◆ **OPDRACHTEISEN**
A – Met wie was Maria volgens de tekst over Maria (bijbel) verloofd?
B – Bewerk in de rijen het stuk vanaf het begin tot en met de regel met "menu-chrome[interactable]: Chrome [18, 4, 103, 21]": vervang daarin "Accordion" door "Uitklapmenu" en laat al het andere ongewijzigd. Geef alleen die regels terug.

─── GEGEVEN TEKST ───

Gepubliceerd op 23-02-2021

Maria (bijbel)

betekenis & definitie

de moeder van Jesus. De evangeliën verhalen omtrent haar het volgende.

Zij was verloofd met Joseph, die uit den stam van David was gesproten, en woonde te Nazareth, in Galilea. De engel Gabriël verscheen haar en nadat hij haar had gegroet met de woorden: „Wees gegroet, gij vol van genade, de Heer is met u, gij zijt gezegend onder de vrouwen”, zeide hij haar, dat zij een zoon zou ter wereld brengen wiens naam zij Jesus moest noemen. Op de vraag van M.: „Hoe zal dit geschieden, daar ik geen man beken”, antwoordde de engel: „De heilige Geest zal over u komen, en de kracht des Allerhoogsten zal u overschaduwen; en daarom ook zal het Heilige dat uit u zal geboren worden, Gods Zoon worden genoemd” (Luc. I. 26—35). Tot teeken dat bij God niets onmogelijk is, openbaarde haar de engel, dat haar hoogbejaarde nicht Elisabeth reeds 6 maanden zwanger was van een zoon (Joannes de Dooper). M. antwoordde daarop: „Zie, ik ben de dienstmaagd des Heeren; mij geschiede naar uw woord”.

─── INVOERGEGEVENS ───

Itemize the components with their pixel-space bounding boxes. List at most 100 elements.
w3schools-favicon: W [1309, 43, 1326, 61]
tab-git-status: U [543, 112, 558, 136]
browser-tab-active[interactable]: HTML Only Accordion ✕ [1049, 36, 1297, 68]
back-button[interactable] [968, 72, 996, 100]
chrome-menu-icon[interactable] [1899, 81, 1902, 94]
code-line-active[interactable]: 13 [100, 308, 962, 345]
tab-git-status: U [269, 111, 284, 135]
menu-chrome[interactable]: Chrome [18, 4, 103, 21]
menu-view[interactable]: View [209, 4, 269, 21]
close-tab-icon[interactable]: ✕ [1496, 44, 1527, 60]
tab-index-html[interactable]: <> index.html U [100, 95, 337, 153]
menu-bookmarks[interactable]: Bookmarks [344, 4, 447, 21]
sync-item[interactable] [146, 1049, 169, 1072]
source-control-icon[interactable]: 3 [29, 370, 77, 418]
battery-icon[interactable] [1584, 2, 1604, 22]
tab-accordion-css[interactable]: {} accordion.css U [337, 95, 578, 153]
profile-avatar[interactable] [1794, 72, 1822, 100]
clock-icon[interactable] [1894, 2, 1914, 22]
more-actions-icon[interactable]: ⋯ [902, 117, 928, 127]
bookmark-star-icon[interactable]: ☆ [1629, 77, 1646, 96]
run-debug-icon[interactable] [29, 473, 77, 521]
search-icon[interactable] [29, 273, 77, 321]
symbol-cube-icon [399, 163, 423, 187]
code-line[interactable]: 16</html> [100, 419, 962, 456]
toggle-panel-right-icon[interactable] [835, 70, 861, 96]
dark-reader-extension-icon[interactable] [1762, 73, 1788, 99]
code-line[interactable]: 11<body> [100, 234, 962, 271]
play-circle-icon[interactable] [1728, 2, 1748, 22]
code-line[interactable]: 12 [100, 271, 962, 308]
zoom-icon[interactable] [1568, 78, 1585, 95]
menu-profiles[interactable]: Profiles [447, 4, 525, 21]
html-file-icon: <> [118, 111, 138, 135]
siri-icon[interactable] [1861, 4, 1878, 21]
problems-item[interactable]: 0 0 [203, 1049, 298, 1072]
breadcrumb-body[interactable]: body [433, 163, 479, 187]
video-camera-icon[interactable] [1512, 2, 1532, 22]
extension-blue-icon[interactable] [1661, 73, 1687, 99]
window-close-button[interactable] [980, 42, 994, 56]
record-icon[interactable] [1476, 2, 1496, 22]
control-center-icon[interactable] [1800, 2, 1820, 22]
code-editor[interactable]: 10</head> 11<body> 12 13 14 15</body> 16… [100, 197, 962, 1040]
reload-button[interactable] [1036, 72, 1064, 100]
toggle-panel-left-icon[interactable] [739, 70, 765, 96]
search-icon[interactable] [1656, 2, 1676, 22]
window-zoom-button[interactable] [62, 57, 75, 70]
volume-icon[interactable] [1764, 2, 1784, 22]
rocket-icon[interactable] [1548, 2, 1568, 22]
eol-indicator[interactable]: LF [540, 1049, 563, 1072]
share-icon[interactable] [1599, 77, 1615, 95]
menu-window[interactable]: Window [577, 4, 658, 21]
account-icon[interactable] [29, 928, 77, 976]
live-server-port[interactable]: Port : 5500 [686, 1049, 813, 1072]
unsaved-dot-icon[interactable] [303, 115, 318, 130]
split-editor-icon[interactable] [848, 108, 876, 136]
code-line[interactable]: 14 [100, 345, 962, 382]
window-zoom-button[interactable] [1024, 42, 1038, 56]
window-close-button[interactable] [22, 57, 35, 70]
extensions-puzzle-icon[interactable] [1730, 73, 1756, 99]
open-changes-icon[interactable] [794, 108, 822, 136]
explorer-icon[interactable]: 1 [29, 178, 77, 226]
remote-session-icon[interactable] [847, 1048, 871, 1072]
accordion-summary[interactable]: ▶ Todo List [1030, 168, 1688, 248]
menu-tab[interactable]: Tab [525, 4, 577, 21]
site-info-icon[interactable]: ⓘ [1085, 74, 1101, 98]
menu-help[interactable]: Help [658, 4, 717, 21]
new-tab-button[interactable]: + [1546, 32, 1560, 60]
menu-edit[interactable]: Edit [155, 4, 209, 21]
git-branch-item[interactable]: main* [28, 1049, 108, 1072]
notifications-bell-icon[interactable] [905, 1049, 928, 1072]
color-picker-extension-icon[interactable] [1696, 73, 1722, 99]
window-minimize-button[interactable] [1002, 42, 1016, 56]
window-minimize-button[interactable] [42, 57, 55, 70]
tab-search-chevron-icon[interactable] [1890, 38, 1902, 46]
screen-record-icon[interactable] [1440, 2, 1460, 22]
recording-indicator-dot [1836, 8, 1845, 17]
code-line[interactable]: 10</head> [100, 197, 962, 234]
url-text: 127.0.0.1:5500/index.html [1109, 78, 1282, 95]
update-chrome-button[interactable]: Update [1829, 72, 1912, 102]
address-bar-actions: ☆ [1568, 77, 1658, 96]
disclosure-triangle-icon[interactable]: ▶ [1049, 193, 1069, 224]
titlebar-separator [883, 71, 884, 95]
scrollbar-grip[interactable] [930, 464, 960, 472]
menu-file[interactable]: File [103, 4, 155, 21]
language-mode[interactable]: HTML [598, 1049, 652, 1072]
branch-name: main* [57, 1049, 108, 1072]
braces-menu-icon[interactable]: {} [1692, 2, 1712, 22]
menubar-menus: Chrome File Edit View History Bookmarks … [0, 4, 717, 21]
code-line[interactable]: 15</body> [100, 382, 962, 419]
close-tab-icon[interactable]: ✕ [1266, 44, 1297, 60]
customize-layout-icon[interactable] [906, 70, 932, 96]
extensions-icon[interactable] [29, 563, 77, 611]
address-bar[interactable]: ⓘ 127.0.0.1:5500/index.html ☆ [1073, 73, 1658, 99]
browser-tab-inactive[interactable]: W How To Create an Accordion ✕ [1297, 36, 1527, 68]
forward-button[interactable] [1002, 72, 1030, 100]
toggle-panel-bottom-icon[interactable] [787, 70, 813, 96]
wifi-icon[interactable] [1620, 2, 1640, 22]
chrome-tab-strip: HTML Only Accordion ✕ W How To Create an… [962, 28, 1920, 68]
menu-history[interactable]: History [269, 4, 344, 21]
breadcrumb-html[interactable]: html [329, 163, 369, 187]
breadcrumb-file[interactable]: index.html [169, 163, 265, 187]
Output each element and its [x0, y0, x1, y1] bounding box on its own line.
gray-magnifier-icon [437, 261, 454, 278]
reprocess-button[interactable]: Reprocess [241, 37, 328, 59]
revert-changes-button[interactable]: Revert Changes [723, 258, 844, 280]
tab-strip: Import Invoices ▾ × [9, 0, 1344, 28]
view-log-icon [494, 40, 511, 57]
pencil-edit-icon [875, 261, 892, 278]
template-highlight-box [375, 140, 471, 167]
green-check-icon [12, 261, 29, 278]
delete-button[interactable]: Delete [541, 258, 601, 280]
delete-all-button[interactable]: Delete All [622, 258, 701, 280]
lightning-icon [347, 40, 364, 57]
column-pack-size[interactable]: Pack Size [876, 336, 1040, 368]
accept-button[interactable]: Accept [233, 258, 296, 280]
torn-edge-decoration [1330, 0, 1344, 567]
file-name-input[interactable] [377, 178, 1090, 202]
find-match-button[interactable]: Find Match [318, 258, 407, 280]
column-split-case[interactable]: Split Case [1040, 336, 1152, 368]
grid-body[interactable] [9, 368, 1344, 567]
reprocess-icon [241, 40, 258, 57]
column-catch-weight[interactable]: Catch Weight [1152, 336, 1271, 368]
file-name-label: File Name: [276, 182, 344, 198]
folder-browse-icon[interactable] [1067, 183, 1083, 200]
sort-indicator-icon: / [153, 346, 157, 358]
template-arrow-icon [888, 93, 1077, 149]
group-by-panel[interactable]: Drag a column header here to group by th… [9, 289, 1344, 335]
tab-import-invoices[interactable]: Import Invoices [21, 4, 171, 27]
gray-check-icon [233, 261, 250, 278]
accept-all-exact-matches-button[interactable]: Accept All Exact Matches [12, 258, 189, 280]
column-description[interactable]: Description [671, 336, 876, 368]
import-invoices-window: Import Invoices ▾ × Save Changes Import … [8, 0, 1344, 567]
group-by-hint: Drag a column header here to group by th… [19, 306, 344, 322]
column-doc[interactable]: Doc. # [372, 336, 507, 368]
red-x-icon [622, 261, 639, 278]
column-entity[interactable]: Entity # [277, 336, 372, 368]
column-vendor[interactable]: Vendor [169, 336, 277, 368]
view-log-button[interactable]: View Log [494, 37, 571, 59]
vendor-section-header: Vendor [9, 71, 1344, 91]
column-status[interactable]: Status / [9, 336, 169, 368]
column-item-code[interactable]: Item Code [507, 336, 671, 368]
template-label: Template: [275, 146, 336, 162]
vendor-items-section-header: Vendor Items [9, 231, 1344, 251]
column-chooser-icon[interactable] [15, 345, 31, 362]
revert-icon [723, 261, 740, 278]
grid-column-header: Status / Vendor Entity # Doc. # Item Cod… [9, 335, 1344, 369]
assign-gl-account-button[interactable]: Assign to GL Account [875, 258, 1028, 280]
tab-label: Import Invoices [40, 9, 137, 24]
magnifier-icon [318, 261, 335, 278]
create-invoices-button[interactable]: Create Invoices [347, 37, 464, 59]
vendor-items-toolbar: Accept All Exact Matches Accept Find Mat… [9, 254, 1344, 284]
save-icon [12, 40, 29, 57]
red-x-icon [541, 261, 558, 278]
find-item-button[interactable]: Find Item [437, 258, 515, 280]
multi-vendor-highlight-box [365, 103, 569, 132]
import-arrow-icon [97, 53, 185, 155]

───

◆ **ANTWOORDEN PER OPDRACHT**
A – Met Joseph, die uit de stam van David was gesproten.

B –
Itemize the components with their pixel-space bounding boxes. List at most 100 elements.
w3schools-favicon: W [1309, 43, 1326, 61]
tab-git-status: U [543, 112, 558, 136]
browser-tab-active[interactable]: HTML Only Uitklapmenu ✕ [1049, 36, 1297, 68]
back-button[interactable] [968, 72, 996, 100]
chrome-menu-icon[interactable] [1899, 81, 1902, 94]
code-line-active[interactable]: 13 [100, 308, 962, 345]
tab-git-status: U [269, 111, 284, 135]
menu-chrome[interactable]: Chrome [18, 4, 103, 21]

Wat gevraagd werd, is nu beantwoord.